(Data records)
+ + + + + + +
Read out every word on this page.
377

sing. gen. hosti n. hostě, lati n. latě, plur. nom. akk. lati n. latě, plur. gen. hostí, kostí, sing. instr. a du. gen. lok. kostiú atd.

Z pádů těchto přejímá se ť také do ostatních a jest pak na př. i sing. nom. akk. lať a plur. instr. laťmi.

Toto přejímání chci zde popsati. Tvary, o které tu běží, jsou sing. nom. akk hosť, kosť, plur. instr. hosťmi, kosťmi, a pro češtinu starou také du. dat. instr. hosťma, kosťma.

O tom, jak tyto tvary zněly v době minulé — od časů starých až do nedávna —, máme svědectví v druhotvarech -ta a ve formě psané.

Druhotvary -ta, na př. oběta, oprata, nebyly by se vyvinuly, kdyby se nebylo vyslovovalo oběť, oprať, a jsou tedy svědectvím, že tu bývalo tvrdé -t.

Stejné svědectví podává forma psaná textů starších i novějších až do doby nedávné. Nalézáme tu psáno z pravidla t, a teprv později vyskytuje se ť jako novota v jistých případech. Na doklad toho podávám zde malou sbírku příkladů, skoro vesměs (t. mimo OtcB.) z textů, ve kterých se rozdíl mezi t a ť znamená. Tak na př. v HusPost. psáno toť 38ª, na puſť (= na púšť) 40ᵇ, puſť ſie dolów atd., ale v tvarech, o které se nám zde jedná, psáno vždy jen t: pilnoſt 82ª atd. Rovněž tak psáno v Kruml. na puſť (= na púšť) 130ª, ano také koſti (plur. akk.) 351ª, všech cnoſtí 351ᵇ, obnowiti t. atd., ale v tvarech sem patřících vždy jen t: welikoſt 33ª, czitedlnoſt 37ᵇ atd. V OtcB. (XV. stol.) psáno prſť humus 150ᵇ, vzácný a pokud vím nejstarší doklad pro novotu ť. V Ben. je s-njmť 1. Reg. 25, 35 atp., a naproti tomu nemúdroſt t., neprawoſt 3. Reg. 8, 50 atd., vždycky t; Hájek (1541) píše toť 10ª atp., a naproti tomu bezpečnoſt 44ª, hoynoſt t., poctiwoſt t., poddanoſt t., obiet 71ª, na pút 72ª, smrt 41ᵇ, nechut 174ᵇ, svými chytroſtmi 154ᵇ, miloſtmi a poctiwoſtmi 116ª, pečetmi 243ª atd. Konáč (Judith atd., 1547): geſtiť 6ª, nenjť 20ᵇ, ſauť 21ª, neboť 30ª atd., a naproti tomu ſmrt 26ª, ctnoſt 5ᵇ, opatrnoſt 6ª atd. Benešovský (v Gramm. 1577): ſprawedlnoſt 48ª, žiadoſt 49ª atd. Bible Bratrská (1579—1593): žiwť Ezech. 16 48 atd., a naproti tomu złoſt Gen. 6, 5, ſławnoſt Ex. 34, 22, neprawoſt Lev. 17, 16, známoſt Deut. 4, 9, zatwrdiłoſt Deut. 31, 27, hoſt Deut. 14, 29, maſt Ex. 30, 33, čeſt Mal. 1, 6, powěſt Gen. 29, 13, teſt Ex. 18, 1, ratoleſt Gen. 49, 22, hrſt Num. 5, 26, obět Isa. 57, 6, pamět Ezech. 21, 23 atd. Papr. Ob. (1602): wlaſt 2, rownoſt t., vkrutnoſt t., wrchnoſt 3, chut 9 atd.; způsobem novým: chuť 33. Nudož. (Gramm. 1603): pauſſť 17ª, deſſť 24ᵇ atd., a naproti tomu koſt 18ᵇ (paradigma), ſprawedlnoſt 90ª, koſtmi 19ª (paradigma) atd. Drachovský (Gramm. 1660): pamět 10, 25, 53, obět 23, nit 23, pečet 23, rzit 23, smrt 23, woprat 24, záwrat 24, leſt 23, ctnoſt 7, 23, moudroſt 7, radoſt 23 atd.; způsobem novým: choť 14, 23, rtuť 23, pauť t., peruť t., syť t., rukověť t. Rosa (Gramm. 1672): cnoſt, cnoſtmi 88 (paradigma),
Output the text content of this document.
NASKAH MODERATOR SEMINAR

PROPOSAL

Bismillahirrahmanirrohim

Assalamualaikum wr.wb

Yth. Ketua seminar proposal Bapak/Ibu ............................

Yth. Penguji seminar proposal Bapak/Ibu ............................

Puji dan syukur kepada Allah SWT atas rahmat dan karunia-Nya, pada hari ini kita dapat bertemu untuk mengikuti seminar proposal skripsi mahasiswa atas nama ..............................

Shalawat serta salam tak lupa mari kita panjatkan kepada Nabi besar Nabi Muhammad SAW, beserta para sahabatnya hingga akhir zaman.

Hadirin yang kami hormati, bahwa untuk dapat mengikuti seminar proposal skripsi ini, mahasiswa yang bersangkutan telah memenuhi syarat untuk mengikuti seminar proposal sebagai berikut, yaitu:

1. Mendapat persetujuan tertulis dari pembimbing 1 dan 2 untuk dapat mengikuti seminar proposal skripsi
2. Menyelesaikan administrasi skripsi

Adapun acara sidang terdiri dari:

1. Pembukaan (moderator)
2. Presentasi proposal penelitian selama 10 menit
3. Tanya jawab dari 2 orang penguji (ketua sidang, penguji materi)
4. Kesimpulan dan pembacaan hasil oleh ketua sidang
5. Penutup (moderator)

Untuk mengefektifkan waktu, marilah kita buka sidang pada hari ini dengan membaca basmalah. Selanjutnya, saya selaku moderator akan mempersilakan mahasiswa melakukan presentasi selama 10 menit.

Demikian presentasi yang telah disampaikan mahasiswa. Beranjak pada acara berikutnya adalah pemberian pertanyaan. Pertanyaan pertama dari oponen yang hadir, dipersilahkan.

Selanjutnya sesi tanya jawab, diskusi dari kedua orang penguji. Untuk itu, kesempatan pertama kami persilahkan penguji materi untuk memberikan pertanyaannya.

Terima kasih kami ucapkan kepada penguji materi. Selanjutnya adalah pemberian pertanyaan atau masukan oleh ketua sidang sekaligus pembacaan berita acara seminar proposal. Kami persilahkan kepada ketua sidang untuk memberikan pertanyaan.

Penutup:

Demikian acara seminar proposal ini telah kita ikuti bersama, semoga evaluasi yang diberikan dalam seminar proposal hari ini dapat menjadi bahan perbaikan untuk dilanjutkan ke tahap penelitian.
+ + + + + + +
** Exercise **
Restate the listing above word for word.

** Exercise solution **
Read out every word on this page.
377

sing. gen. hosti n. hostě, lati n. latě, plur. nom. akk. lati n. latě, plur. gen. hostí, kostí, sing. instr. a du. gen. lok. kostiú atd.

Z pádů těchto přejímá se ť také do ostatních a jest pak na př. i sing. nom. akk. lať a plur. instr. laťmi.

Toto přejímání chci zde popsati. Tvary, o které tu běží, jsou sing. nom. akk hosť, kosť, plur. instr. hosťmi, kosťmi, a pro češtinu starou také du. dat. instr. hosťma, kosťma.

O tom, jak tyto tvary zněly v době minulé — od časů starých až do nedávna —, máme svědectví v druhotvarech -ta a ve formě psané.

Druhotvary -ta, na př. oběta, oprata, nebyly by se vyvinuly, kdyby se nebylo vyslovovalo oběť, oprať, a jsou tedy svědectvím, že tu bývalo tvrdé -t.

Stejné svědectví podává forma psaná textů starších i novějších až do doby nedávné. Nalézáme tu psáno z pravidla t, a teprv později vyskytuje se ť jako novota v jistých případech. Na doklad toho podávám zde malou sbírku příkladů, skoro vesměs (t. mimo OtcB.) z textů, ve kterých se rozdíl mezi t a ť znamená. Tak na př. v HusPost. psáno toť 38ª, na puſť (= na púšť) 40ᵇ, puſť ſie dolów atd., ale v tvarech, o které se nám zde jedná, psáno vždy jen t: pilnoſt 82ª atd. Rovněž tak psáno v Kruml. na puſť (= na púšť) 130ª, ano také koſti (plur. akk.) 351ª, všech cnoſtí 351ᵇ, obnowiti t. atd., ale v tvarech sem patřících vždy jen t: welikoſt 33ª, czitedlnoſt 37ᵇ atd. V OtcB. (XV. stol.) psáno prſť humus 150ᵇ, vzácný a pokud vím nejstarší doklad pro novotu ť. V Ben. je s-njmť 1. Reg. 25, 35 atp., a naproti tomu nemúdroſt t., neprawoſt 3. Reg. 8, 50 atd., vždycky t; Hájek (1541) píše toť 10ª atp., a naproti tomu bezpečnoſt 44ª, hoynoſt t., poctiwoſt t., poddanoſt t., obiet 71ª, na pút 72ª, smrt 41ᵇ, nechut 174ᵇ, svými chytroſtmi 154ᵇ, miloſtmi a poctiwoſtmi 116ª, pečetmi 243ª atd. Konáč (Judith atd., 1547): geſtiť 6ª, nenjť 20ᵇ, ſauť 21ª, neboť 30ª atd., a naproti tomu ſmrt 26ª, ctnoſt 5ᵇ, opatrnoſt 6ª atd. Benešovský (v Gramm. 1577): ſprawedlnoſt 48ª, žiadoſt 49ª atd. Bible Bratrská (1579—1593): žiwť Ezech. 16 48 atd., a naproti tomu złoſt Gen. 6, 5, ſławnoſt Ex. 34, 22, neprawoſt Lev. 17, 16, známoſt Deut. 4, 9, zatwrdiłoſt Deut. 31, 27, hoſt Deut. 14, 29, maſt Ex. 30, 33, čeſt Mal. 1, 6, powěſt Gen. 29, 13, teſt Ex. 18, 1, ratoleſt Gen. 49, 22, hrſt Num. 5, 26, obět Isa. 57, 6, pamět Ezech. 21, 23 atd. Papr. Ob. (1602): wlaſt 2, rownoſt t., vkrutnoſt t., wrchnoſt 3, chut 9 atd.; způsobem novým: chuť 33. Nudož. (Gramm. 1603): pauſſť 17ª, deſſť 24ᵇ atd., a naproti tomu koſt 18ᵇ (paradigma), ſprawedlnoſt 90ª, koſtmi 19ª (paradigma) atd. Drachovský (Gramm. 1660): pamět 10, 25, 53, obět 23, nit 23, pečet 23, rzit 23, smrt 23, woprat 24, záwrat 24, leſt 23, ctnoſt 7, 23, moudroſt 7, radoſt 23 atd.; způsobem novým: choť 14, 23, rtuť 23, pauť t., peruť t., syť t., rukověť t. Rosa (Gramm. 1672): cnoſt, cnoſtmi 88 (paradigma),
Output the text content of this document.
NASKAH MODERATOR SEMINAR

PROPOSAL

Bismillahirrahmanirrohim

Assalamualaikum wr.wb

Yth. Ketua seminar proposal Bapak/Ibu ............................

Yth. Penguji seminar proposal Bapak/Ibu ............................

Puji dan syukur kepada Allah SWT atas rahmat dan karunia-Nya, pada hari ini kita dapat bertemu untuk mengikuti seminar proposal skripsi mahasiswa atas nama ..............................

Shalawat serta salam tak lupa mari kita panjatkan kepada Nabi besar Nabi Muhammad SAW, beserta para sahabatnya hingga akhir zaman.

Hadirin yang kami hormati, bahwa untuk dapat mengikuti seminar proposal skripsi ini, mahasiswa yang bersangkutan telah memenuhi syarat untuk mengikuti seminar proposal sebagai berikut, yaitu:

1. Mendapat persetujuan tertulis dari pembimbing 1 dan 2 untuk dapat mengikuti seminar proposal skripsi
2. Menyelesaikan administrasi skripsi

Adapun acara sidang terdiri dari:

1. Pembukaan (moderator)
2. Presentasi proposal penelitian selama 10 menit
3. Tanya jawab dari 2 orang penguji (ketua sidang, penguji materi)
4. Kesimpulan dan pembacaan hasil oleh ketua sidang
5. Penutup (moderator)

Untuk mengefektifkan waktu, marilah kita buka sidang pada hari ini dengan membaca basmalah. Selanjutnya, saya selaku moderator akan mempersilakan mahasiswa melakukan presentasi selama 10 menit.

Demikian presentasi yang telah disampaikan mahasiswa. Beranjak pada acara berikutnya adalah pemberian pertanyaan. Pertanyaan pertama dari oponen yang hadir, dipersilahkan.

Selanjutnya sesi tanya jawab, diskusi dari kedua orang penguji. Untuk itu, kesempatan pertama kami persilahkan penguji materi untuk memberikan pertanyaannya.

Terima kasih kami ucapkan kepada penguji materi. Selanjutnya adalah pemberian pertanyaan atau masukan oleh ketua sidang sekaligus pembacaan berita acara seminar proposal. Kami persilahkan kepada ketua sidang untuk memberikan pertanyaan.

Penutup:

Demikian acara seminar proposal ini telah kita ikuti bersama, semoga evaluasi yang diberikan dalam seminar proposal hari ini dapat menjadi bahan perbaikan untuk dilanjutkan ke tahap penelitian.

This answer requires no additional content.